Dataset records:
-- begin --

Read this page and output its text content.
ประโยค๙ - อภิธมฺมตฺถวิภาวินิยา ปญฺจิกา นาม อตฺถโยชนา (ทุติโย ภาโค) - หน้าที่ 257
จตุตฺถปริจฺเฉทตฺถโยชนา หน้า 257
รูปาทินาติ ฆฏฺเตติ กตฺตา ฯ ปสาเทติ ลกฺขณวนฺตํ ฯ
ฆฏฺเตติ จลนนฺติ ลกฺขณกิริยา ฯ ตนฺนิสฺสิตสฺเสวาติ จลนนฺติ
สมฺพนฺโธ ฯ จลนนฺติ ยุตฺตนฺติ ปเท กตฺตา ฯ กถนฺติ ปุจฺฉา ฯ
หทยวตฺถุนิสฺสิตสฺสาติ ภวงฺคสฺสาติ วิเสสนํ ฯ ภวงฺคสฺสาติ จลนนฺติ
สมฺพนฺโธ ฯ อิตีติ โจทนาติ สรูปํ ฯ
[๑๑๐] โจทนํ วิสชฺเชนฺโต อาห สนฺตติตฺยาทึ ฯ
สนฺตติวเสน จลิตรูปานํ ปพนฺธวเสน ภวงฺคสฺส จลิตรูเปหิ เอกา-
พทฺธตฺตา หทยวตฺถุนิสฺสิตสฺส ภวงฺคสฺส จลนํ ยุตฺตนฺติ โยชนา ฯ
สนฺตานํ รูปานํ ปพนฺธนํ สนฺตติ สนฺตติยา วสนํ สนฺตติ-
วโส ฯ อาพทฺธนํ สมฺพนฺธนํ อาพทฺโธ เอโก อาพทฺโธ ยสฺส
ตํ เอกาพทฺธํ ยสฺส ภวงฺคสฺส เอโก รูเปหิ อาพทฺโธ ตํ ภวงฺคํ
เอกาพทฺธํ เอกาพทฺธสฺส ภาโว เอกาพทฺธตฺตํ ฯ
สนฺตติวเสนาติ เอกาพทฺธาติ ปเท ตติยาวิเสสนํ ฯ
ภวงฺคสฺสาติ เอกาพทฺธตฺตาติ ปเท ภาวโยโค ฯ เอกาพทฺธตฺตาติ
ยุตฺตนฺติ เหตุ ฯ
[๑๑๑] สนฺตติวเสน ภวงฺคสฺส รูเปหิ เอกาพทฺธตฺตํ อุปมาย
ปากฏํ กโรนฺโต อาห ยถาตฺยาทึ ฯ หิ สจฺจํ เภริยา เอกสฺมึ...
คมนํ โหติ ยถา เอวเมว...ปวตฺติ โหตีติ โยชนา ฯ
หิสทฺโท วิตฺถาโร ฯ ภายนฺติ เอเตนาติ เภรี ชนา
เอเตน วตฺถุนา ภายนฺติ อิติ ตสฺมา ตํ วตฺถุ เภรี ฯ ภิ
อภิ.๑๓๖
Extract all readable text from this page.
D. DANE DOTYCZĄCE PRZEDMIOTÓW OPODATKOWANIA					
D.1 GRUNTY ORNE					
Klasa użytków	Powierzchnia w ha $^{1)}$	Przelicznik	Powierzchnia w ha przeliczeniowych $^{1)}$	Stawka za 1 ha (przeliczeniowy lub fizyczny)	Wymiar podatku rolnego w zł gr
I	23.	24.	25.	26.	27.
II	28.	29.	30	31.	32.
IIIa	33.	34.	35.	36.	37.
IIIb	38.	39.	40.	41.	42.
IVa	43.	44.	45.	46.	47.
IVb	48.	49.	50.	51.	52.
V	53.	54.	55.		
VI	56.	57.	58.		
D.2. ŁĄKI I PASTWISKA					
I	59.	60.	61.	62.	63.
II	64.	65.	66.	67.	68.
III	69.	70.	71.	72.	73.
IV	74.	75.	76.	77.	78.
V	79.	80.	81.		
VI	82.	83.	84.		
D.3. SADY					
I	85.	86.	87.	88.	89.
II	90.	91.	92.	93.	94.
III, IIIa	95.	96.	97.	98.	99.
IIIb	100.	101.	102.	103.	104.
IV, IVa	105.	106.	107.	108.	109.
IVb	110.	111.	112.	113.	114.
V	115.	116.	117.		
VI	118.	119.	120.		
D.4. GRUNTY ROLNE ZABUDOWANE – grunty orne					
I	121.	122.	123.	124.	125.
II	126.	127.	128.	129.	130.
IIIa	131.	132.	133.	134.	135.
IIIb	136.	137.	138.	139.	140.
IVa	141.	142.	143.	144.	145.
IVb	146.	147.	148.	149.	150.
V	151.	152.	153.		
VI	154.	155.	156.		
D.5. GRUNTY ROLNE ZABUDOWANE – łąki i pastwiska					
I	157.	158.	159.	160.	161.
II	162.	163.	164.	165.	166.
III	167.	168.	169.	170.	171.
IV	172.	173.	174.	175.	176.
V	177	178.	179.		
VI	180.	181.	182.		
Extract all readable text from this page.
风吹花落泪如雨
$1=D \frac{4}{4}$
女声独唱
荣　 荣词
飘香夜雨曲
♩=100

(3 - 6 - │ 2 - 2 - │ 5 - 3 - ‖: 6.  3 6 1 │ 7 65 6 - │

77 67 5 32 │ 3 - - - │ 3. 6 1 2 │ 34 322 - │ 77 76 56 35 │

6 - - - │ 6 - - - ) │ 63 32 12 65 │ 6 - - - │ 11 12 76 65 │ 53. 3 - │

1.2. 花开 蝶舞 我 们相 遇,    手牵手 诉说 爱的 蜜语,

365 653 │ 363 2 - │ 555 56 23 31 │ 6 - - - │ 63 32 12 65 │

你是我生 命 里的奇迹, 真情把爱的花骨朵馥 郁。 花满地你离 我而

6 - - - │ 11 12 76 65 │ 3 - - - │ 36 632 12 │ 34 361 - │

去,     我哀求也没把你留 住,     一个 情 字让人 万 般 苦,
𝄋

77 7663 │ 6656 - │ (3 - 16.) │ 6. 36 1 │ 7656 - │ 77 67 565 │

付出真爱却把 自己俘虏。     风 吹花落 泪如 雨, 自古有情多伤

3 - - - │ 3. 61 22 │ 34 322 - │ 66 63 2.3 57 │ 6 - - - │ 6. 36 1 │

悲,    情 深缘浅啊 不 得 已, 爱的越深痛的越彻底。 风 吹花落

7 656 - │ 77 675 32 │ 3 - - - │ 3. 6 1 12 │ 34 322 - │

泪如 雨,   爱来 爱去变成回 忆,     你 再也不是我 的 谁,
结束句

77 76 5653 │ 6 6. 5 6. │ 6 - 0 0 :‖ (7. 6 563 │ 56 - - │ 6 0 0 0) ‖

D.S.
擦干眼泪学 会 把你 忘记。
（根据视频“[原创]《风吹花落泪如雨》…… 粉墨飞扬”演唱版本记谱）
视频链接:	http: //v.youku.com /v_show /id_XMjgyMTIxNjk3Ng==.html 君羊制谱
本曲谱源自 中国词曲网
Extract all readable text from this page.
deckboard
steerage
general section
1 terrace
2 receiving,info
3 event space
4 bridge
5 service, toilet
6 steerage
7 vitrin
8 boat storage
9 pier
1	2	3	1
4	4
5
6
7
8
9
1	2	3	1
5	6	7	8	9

-- end --

What you need to do: Retype the entries one by one, exactly.

Output:
Read this page and output its text content.
ประโยค๙ - อภิธมฺมตฺถวิภาวินิยา ปญฺจิกา นาม อตฺถโยชนา (ทุติโย ภาโค) - หน้าที่ 257
จตุตฺถปริจฺเฉทตฺถโยชนา หน้า 257
รูปาทินาติ ฆฏฺเตติ กตฺตา ฯ ปสาเทติ ลกฺขณวนฺตํ ฯ
ฆฏฺเตติ จลนนฺติ ลกฺขณกิริยา ฯ ตนฺนิสฺสิตสฺเสวาติ จลนนฺติ
สมฺพนฺโธ ฯ จลนนฺติ ยุตฺตนฺติ ปเท กตฺตา ฯ กถนฺติ ปุจฺฉา ฯ
หทยวตฺถุนิสฺสิตสฺสาติ ภวงฺคสฺสาติ วิเสสนํ ฯ ภวงฺคสฺสาติ จลนนฺติ
สมฺพนฺโธ ฯ อิตีติ โจทนาติ สรูปํ ฯ
[๑๑๐] โจทนํ วิสชฺเชนฺโต อาห สนฺตติตฺยาทึ ฯ
สนฺตติวเสน จลิตรูปานํ ปพนฺธวเสน ภวงฺคสฺส จลิตรูเปหิ เอกา-
พทฺธตฺตา หทยวตฺถุนิสฺสิตสฺส ภวงฺคสฺส จลนํ ยุตฺตนฺติ โยชนา ฯ
สนฺตานํ รูปานํ ปพนฺธนํ สนฺตติ สนฺตติยา วสนํ สนฺตติ-
วโส ฯ อาพทฺธนํ สมฺพนฺธนํ อาพทฺโธ เอโก อาพทฺโธ ยสฺส
ตํ เอกาพทฺธํ ยสฺส ภวงฺคสฺส เอโก รูเปหิ อาพทฺโธ ตํ ภวงฺคํ
เอกาพทฺธํ เอกาพทฺธสฺส ภาโว เอกาพทฺธตฺตํ ฯ
สนฺตติวเสนาติ เอกาพทฺธาติ ปเท ตติยาวิเสสนํ ฯ
ภวงฺคสฺสาติ เอกาพทฺธตฺตาติ ปเท ภาวโยโค ฯ เอกาพทฺธตฺตาติ
ยุตฺตนฺติ เหตุ ฯ
[๑๑๑] สนฺตติวเสน ภวงฺคสฺส รูเปหิ เอกาพทฺธตฺตํ อุปมาย
ปากฏํ กโรนฺโต อาห ยถาตฺยาทึ ฯ หิ สจฺจํ เภริยา เอกสฺมึ...
คมนํ โหติ ยถา เอวเมว...ปวตฺติ โหตีติ โยชนา ฯ
หิสทฺโท วิตฺถาโร ฯ ภายนฺติ เอเตนาติ เภรี ชนา
เอเตน วตฺถุนา ภายนฺติ อิติ ตสฺมา ตํ วตฺถุ เภรี ฯ ภิ
อภิ.๑๓๖
Extract all readable text from this page.
D. DANE DOTYCZĄCE PRZEDMIOTÓW OPODATKOWANIA					
D.1 GRUNTY ORNE					
Klasa użytków	Powierzchnia w ha $^{1)}$	Przelicznik	Powierzchnia w ha przeliczeniowych $^{1)}$	Stawka za 1 ha (przeliczeniowy lub fizyczny)	Wymiar podatku rolnego w zł gr
I	23.	24.	25.	26.	27.
II	28.	29.	30	31.	32.
IIIa	33.	34.	35.	36.	37.
IIIb	38.	39.	40.	41.	42.
IVa	43.	44.	45.	46.	47.
IVb	48.	49.	50.	51.	52.
V	53.	54.	55.		
VI	56.	57.	58.		
D.2. ŁĄKI I PASTWISKA					
I	59.	60.	61.	62.	63.
II	64.	65.	66.	67.	68.
III	69.	70.	71.	72.	73.
IV	74.	75.	76.	77.	78.
V	79.	80.	81.		
VI	82.	83.	84.		
D.3. SADY					
I	85.	86.	87.	88.	89.
II	90.	91.	92.	93.	94.
III, IIIa	95.	96.	97.	98.	99.
IIIb	100.	101.	102.	103.	104.
IV, IVa	105.	106.	107.	108.	109.
IVb	110.	111.	112.	113.	114.
V	115.	116.	117.		
VI	118.	119.	120.		
D.4. GRUNTY ROLNE ZABUDOWANE – grunty orne					
I	121.	122.	123.	124.	125.
II	126.	127.	128.	129.	130.
IIIa	131.	132.	133.	134.	135.
IIIb	136.	137.	138.	139.	140.
IVa	141.	142.	143.	144.	145.
IVb	146.	147.	148.	149.	150.
V	151.	152.	153.		
VI	154.	155.	156.		
D.5. GRUNTY ROLNE ZABUDOWANE – łąki i pastwiska					
I	157.	158.	159.	160.	161.
II	162.	163.	164.	165.	166.
III	167.	168.	169.	170.	171.
IV	172.	173.	174.	175.	176.
V	177	178.	179.		
VI	180.	181.	182.		
Extract all readable text from this page.
风吹花落泪如雨
$1=D \frac{4}{4}$
女声独唱
荣　 荣词
飘香夜雨曲
♩=100

(3 - 6 - │ 2 - 2 - │ 5 - 3 - ‖: 6.  3 6 1 │ 7 65 6 - │

77 67 5 32 │ 3 - - - │ 3. 6 1 2 │ 34 322 - │ 77 76 56 35 │

6 - - - │ 6 - - - ) │ 63 32 12 65 │ 6 - - - │ 11 12 76 65 │ 53. 3 - │

1.2. 花开 蝶舞 我 们相 遇,    手牵手 诉说 爱的 蜜语,

365 653 │ 363 2 - │ 555 56 23 31 │ 6 - - - │ 63 32 12 65 │

你是我生 命 里的奇迹, 真情把爱的花骨朵馥 郁。 花满地你离 我而

6 - - - │ 11 12 76 65 │ 3 - - - │ 36 632 12 │ 34 361 - │

去,     我哀求也没把你留 住,     一个 情 字让人 万 般 苦,
𝄋

77 7663 │ 6656 - │ (3 - 16.) │ 6. 36 1 │ 7656 - │ 77 67 565 │

付出真爱却把 自己俘虏。     风 吹花落 泪如 雨, 自古有情多伤

3 - - - │ 3. 61 22 │ 34 322 - │ 66 63 2.3 57 │ 6 - - - │ 6. 36 1 │

悲,    情 深缘浅啊 不 得 已, 爱的越深痛的越彻底。 风 吹花落

7 656 - │ 77 675 32 │ 3 - - - │ 3. 6 1 12 │ 34 322 - │

泪如 雨,   爱来 爱去变成回 忆,     你 再也不是我 的 谁,
结束句

77 76 5653 │ 6 6. 5 6. │ 6 - 0 0 :‖ (7. 6 563 │ 56 - - │ 6 0 0 0) ‖

D.S.
擦干眼泪学 会 把你 忘记。
（根据视频“[原创]《风吹花落泪如雨》…… 粉墨飞扬”演唱版本记谱）
视频链接:	http: //v.youku.com /v_show /id_XMjgyMTIxNjk3Ng==.html 君羊制谱
本曲谱源自 中国词曲网
Extract all readable text from this page.
deckboard
steerage
general section
1 terrace
2 receiving,info
3 event space
4 bridge
5 service, toilet
6 steerage
7 vitrin
8 boat storage
9 pier
1	2	3	1
4	4
5
6
7
8
9
1	2	3	1
5	6	7	8	9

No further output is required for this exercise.